State how many lines contain "Adept", and write nothing except that count.

** START **

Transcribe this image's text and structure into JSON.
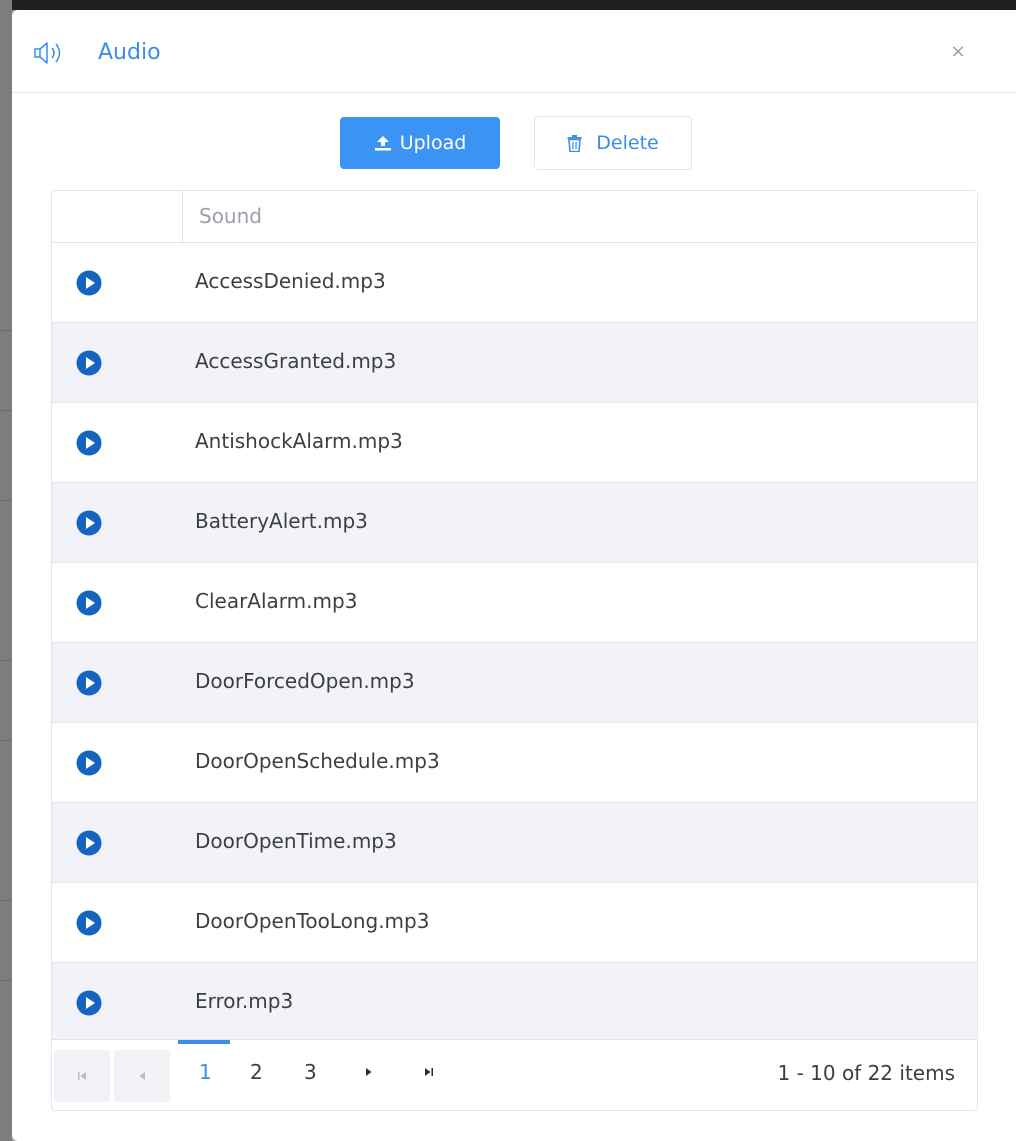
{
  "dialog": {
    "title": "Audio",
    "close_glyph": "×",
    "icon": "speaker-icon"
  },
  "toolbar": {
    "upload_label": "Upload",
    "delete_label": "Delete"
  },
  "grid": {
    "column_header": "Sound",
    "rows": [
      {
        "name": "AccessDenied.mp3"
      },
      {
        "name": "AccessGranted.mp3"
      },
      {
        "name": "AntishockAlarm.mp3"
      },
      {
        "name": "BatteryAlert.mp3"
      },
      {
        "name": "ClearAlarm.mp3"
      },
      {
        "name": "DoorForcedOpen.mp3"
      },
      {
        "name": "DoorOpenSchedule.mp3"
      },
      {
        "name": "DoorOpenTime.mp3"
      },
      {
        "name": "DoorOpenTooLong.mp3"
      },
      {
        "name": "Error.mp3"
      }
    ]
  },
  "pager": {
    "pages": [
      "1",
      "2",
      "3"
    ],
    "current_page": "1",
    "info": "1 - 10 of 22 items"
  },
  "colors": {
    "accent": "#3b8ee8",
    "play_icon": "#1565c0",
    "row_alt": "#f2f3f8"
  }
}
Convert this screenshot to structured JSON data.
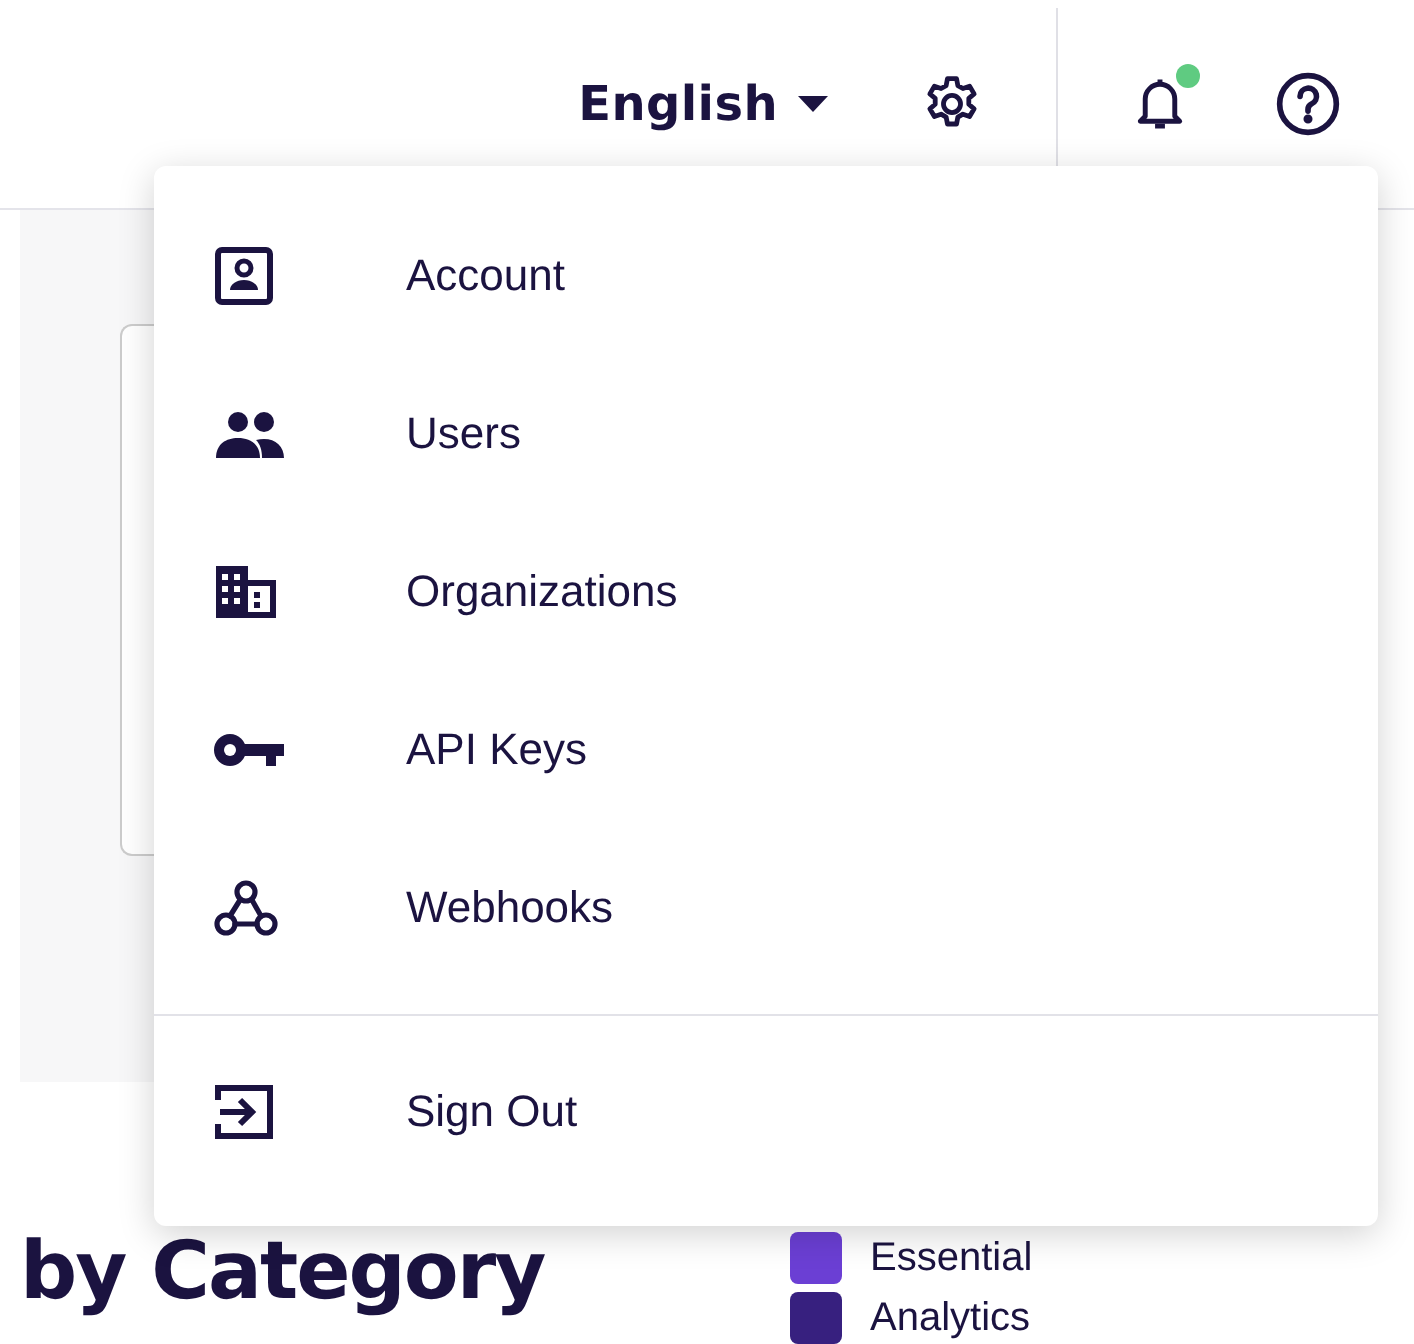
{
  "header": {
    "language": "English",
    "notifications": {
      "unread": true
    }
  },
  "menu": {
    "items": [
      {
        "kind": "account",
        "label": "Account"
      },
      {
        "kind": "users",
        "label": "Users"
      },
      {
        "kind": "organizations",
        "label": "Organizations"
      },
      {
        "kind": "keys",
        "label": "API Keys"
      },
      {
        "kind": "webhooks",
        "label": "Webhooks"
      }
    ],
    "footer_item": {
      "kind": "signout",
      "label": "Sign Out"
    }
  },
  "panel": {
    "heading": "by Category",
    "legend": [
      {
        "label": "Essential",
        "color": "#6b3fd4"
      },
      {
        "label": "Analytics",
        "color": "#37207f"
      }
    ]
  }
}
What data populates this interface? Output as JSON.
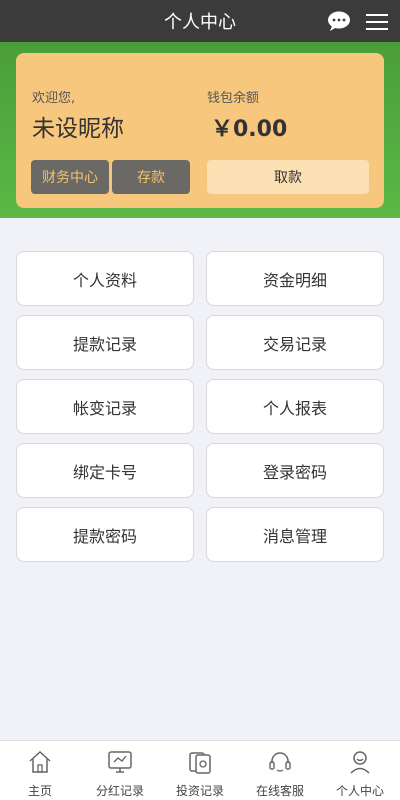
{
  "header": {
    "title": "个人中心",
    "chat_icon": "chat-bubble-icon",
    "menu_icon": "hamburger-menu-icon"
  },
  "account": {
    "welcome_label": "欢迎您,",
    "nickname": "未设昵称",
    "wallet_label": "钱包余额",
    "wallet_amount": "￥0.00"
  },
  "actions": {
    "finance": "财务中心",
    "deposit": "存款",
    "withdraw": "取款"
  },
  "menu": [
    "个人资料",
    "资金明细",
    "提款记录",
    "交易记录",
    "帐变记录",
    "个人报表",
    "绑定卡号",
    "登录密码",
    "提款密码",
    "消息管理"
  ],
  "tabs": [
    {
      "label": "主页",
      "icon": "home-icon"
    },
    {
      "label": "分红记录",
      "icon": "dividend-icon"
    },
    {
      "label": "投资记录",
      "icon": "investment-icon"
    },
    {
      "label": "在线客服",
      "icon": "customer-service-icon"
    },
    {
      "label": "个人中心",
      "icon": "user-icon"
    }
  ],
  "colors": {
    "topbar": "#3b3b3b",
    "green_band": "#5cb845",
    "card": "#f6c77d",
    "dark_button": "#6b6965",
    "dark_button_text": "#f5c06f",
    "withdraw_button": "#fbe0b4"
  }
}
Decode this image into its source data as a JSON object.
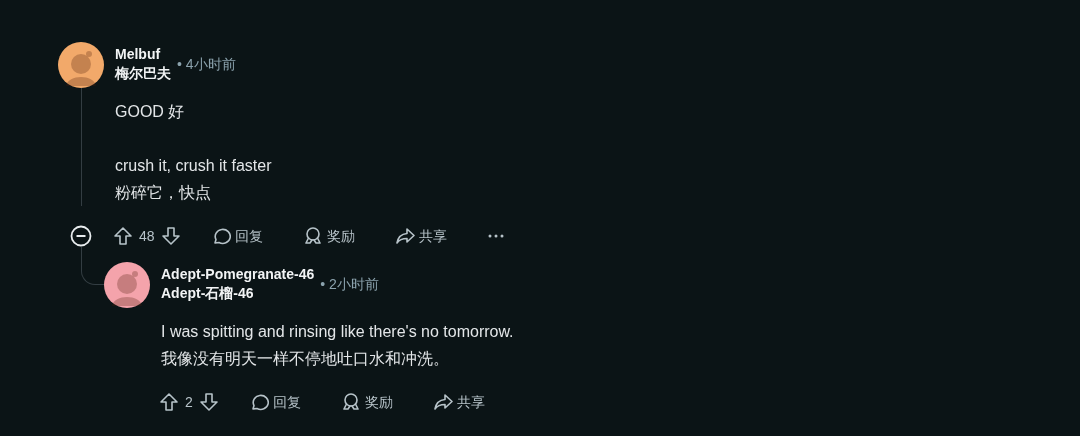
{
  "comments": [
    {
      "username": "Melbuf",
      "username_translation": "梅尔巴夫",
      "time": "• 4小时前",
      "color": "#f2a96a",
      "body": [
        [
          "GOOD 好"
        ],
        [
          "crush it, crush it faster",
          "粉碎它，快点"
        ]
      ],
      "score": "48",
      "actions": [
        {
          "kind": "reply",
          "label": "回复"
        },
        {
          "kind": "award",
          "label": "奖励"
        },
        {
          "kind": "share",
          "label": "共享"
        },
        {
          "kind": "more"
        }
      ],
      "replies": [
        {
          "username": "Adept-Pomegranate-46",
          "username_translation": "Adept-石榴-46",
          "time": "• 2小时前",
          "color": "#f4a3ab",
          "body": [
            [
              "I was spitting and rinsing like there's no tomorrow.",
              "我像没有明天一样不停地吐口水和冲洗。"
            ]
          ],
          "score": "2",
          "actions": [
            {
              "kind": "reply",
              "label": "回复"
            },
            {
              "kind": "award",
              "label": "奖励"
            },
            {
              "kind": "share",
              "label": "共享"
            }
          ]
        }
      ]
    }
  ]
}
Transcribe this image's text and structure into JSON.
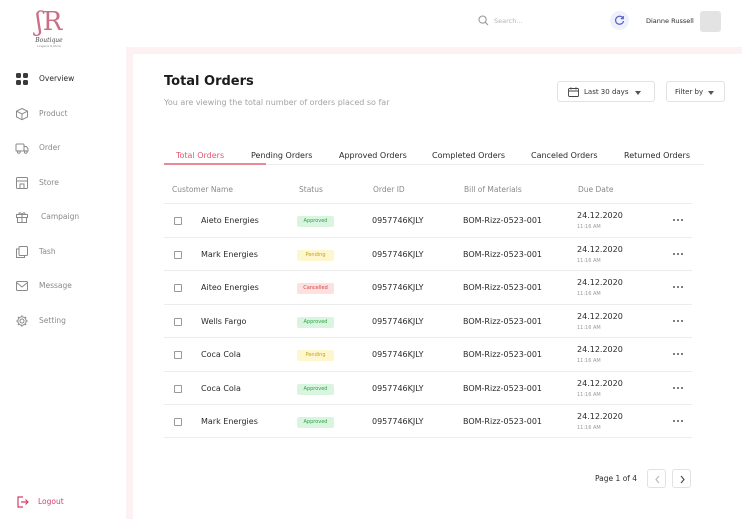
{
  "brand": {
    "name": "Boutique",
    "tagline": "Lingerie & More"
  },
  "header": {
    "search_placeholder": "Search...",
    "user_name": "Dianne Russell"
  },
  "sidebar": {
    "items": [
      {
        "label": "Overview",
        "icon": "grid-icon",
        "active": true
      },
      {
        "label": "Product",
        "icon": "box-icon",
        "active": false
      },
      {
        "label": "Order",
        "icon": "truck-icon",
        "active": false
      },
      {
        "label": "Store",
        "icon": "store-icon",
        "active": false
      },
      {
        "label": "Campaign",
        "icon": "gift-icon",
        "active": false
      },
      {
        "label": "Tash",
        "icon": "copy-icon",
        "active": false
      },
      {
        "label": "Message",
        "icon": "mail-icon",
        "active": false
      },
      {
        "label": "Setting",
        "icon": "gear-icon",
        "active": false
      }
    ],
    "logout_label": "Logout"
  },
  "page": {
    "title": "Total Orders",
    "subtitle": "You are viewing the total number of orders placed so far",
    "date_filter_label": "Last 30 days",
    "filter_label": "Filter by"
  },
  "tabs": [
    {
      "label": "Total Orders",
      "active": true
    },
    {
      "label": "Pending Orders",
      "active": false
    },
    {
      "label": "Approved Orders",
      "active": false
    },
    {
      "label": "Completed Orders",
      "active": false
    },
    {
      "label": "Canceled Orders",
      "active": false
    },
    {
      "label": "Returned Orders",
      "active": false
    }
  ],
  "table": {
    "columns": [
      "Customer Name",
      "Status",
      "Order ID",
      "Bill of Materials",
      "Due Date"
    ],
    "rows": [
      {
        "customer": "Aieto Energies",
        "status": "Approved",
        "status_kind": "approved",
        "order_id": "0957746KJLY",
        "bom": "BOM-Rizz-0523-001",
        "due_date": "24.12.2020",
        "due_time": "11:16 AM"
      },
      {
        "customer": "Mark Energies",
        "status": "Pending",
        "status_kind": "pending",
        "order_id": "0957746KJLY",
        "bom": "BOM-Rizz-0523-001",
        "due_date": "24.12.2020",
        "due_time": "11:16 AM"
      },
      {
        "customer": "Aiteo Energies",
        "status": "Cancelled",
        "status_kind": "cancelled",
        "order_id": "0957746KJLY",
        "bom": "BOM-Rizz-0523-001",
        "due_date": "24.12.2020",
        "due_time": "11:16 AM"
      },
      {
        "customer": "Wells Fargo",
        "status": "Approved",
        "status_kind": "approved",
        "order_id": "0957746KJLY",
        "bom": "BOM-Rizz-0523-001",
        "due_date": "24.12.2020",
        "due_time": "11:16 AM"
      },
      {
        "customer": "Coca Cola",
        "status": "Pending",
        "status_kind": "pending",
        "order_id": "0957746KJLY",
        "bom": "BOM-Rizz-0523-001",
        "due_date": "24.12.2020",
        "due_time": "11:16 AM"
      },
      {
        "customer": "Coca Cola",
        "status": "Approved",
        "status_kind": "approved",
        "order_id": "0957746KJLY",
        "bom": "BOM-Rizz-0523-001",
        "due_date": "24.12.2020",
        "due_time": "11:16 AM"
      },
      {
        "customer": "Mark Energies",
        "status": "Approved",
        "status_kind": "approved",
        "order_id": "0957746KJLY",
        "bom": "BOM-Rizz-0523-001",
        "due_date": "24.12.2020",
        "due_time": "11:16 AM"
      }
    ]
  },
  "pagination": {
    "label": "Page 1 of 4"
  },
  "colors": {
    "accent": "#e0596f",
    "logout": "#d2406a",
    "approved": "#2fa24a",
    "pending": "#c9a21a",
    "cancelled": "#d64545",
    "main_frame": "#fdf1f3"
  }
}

** END **

> [COMPLETED TASK]
2